• What you have to do
What follows is a listing; give it again exactly, in its entirety.

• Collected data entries
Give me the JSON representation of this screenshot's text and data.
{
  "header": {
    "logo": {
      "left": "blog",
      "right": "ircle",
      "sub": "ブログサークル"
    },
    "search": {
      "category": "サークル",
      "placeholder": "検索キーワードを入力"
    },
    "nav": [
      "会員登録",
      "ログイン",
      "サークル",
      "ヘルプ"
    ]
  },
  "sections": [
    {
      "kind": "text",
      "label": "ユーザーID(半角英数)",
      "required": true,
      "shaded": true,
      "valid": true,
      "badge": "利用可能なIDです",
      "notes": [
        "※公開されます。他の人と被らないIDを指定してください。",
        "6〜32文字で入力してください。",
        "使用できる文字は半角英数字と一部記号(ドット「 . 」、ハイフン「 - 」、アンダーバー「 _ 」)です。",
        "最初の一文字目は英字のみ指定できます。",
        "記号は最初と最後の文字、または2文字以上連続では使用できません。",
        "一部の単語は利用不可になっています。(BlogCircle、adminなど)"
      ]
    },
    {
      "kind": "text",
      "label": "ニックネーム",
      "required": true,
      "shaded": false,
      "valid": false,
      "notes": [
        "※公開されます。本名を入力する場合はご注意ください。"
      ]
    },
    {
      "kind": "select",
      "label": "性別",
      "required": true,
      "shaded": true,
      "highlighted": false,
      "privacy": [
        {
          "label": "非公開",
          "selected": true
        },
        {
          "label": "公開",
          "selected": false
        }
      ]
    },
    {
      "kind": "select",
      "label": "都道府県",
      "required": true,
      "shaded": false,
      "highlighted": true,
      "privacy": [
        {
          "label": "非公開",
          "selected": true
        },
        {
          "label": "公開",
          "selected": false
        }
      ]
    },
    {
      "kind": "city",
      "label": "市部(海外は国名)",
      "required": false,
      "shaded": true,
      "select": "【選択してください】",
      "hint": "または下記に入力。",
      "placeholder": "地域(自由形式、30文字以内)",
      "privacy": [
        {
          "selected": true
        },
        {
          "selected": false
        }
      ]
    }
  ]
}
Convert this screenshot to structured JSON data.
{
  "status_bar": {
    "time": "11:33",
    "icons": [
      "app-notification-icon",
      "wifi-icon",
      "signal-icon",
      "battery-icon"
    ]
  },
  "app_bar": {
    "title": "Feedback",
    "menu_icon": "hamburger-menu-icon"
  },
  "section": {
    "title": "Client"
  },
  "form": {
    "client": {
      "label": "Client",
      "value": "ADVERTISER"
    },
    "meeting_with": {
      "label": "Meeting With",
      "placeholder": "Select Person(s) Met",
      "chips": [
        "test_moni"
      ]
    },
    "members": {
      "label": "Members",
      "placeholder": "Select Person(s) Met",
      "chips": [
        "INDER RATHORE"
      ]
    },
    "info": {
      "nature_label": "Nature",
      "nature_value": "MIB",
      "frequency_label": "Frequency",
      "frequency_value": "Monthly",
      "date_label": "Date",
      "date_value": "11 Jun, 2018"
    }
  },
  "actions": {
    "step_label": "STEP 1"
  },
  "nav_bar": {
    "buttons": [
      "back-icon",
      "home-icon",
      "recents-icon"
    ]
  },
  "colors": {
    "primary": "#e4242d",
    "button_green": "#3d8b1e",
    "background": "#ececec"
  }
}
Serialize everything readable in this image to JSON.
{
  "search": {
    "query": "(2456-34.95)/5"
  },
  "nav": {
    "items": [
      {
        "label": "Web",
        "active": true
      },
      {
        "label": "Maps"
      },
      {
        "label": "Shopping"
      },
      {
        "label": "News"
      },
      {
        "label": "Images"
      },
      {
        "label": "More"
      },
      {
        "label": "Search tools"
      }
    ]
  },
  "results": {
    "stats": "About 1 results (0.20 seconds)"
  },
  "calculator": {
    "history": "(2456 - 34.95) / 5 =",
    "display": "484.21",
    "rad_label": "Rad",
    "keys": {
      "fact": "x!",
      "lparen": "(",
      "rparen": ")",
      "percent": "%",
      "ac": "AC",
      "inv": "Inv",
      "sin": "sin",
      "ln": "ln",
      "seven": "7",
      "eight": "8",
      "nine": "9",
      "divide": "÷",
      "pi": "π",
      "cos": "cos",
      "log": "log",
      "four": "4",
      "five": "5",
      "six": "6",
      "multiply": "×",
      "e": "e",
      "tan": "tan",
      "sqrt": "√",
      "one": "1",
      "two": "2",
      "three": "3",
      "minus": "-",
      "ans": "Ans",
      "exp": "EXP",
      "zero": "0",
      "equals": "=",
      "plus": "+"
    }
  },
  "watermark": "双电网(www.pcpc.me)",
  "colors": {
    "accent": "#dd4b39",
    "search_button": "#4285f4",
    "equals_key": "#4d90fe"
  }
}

• Result
Give me the JSON representation of this screenshot's text and data.
{
  "header": {
    "logo": {
      "left": "blog",
      "right": "ircle",
      "sub": "ブログサークル"
    },
    "search": {
      "category": "サークル",
      "placeholder": "検索キーワードを入力"
    },
    "nav": [
      "会員登録",
      "ログイン",
      "サークル",
      "ヘルプ"
    ]
  },
  "sections": [
    {
      "kind": "text",
      "label": "ユーザーID(半角英数)",
      "required": true,
      "shaded": true,
      "valid": true,
      "badge": "利用可能なIDです",
      "notes": [
        "※公開されます。他の人と被らないIDを指定してください。",
        "6〜32文字で入力してください。",
        "使用できる文字は半角英数字と一部記号(ドット「 . 」、ハイフン「 - 」、アンダーバー「 _ 」)です。",
        "最初の一文字目は英字のみ指定できます。",
        "記号は最初と最後の文字、または2文字以上連続では使用できません。",
        "一部の単語は利用不可になっています。(BlogCircle、adminなど)"
      ]
    },
    {
      "kind": "text",
      "label": "ニックネーム",
      "required": true,
      "shaded": false,
      "valid": false,
      "notes": [
        "※公開されます。本名を入力する場合はご注意ください。"
      ]
    },
    {
      "kind": "select",
      "label": "性別",
      "required": true,
      "shaded": true,
      "highlighted": false,
      "privacy": [
        {
          "label": "非公開",
          "selected": true
        },
        {
          "label": "公開",
          "selected": false
        }
      ]
    },
    {
      "kind": "select",
      "label": "都道府県",
      "required": true,
      "shaded": false,
      "highlighted": true,
      "privacy": [
        {
          "label": "非公開",
          "selected": true
        },
        {
          "label": "公開",
          "selected": false
        }
      ]
    },
    {
      "kind": "city",
      "label": "市部(海外は国名)",
      "required": false,
      "shaded": true,
      "select": "【選択してください】",
      "hint": "または下記に入力。",
      "placeholder": "地域(自由形式、30文字以内)",
      "privacy": [
        {
          "selected": true
        },
        {
          "selected": false
        }
      ]
    }
  ]
}
Convert this screenshot to structured JSON data.
{
  "status_bar": {
    "time": "11:33",
    "icons": [
      "app-notification-icon",
      "wifi-icon",
      "signal-icon",
      "battery-icon"
    ]
  },
  "app_bar": {
    "title": "Feedback",
    "menu_icon": "hamburger-menu-icon"
  },
  "section": {
    "title": "Client"
  },
  "form": {
    "client": {
      "label": "Client",
      "value": "ADVERTISER"
    },
    "meeting_with": {
      "label": "Meeting With",
      "placeholder": "Select Person(s) Met",
      "chips": [
        "test_moni"
      ]
    },
    "members": {
      "label": "Members",
      "placeholder": "Select Person(s) Met",
      "chips": [
        "INDER RATHORE"
      ]
    },
    "info": {
      "nature_label": "Nature",
      "nature_value": "MIB",
      "frequency_label": "Frequency",
      "frequency_value": "Monthly",
      "date_label": "Date",
      "date_value": "11 Jun, 2018"
    }
  },
  "actions": {
    "step_label": "STEP 1"
  },
  "nav_bar": {
    "buttons": [
      "back-icon",
      "home-icon",
      "recents-icon"
    ]
  },
  "colors": {
    "primary": "#e4242d",
    "button_green": "#3d8b1e",
    "background": "#ececec"
  }
}
Serialize everything readable in this image to JSON.
{
  "search": {
    "query": "(2456-34.95)/5"
  },
  "nav": {
    "items": [
      {
        "label": "Web",
        "active": true
      },
      {
        "label": "Maps"
      },
      {
        "label": "Shopping"
      },
      {
        "label": "News"
      },
      {
        "label": "Images"
      },
      {
        "label": "More"
      },
      {
        "label": "Search tools"
      }
    ]
  },
  "results": {
    "stats": "About 1 results (0.20 seconds)"
  },
  "calculator": {
    "history": "(2456 - 34.95) / 5 =",
    "display": "484.21",
    "rad_label": "Rad",
    "keys": {
      "fact": "x!",
      "lparen": "(",
      "rparen": ")",
      "percent": "%",
      "ac": "AC",
      "inv": "Inv",
      "sin": "sin",
      "ln": "ln",
      "seven": "7",
      "eight": "8",
      "nine": "9",
      "divide": "÷",
      "pi": "π",
      "cos": "cos",
      "log": "log",
      "four": "4",
      "five": "5",
      "six": "6",
      "multiply": "×",
      "e": "e",
      "tan": "tan",
      "sqrt": "√",
      "one": "1",
      "two": "2",
      "three": "3",
      "minus": "-",
      "ans": "Ans",
      "exp": "EXP",
      "zero": "0",
      "equals": "=",
      "plus": "+"
    }
  },
  "watermark": "双电网(www.pcpc.me)",
  "colors": {
    "accent": "#dd4b39",
    "search_button": "#4285f4",
    "equals_key": "#4d90fe"
  }
}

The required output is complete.